Gather all lines from the material that contain "frutta".

═════ INPUT DATA ═════

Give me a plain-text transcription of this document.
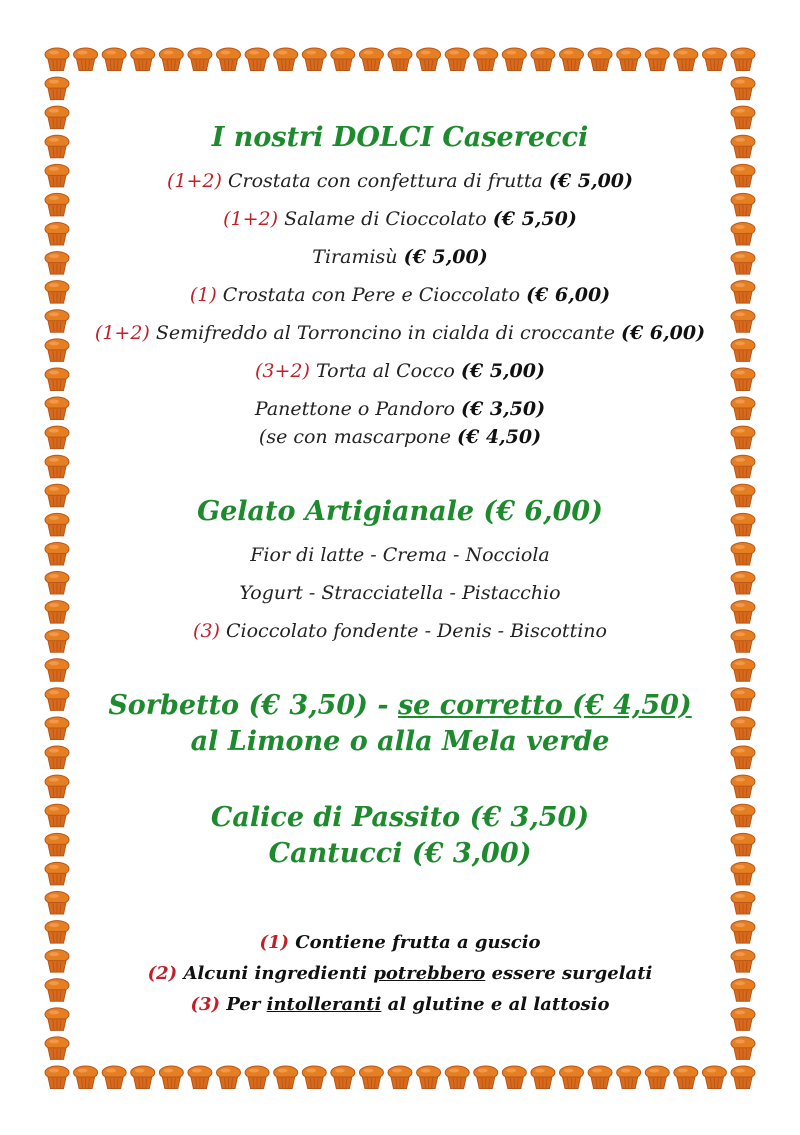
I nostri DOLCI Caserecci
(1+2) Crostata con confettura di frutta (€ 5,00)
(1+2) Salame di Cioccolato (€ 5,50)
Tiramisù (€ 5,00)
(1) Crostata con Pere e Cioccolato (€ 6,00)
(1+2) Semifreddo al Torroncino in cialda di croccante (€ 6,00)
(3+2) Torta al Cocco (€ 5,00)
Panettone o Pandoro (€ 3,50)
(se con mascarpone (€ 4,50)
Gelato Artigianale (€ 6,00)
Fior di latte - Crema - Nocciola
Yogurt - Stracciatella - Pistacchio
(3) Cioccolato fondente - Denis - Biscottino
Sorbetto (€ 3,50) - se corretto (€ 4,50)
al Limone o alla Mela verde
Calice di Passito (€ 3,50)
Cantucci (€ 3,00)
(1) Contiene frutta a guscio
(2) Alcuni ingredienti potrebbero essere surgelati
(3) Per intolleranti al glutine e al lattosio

═════

▶ **FINISHED TASK**:
(1+2) Crostata con confettura di frutta (€ 5,00)
(1) Contiene frutta a guscio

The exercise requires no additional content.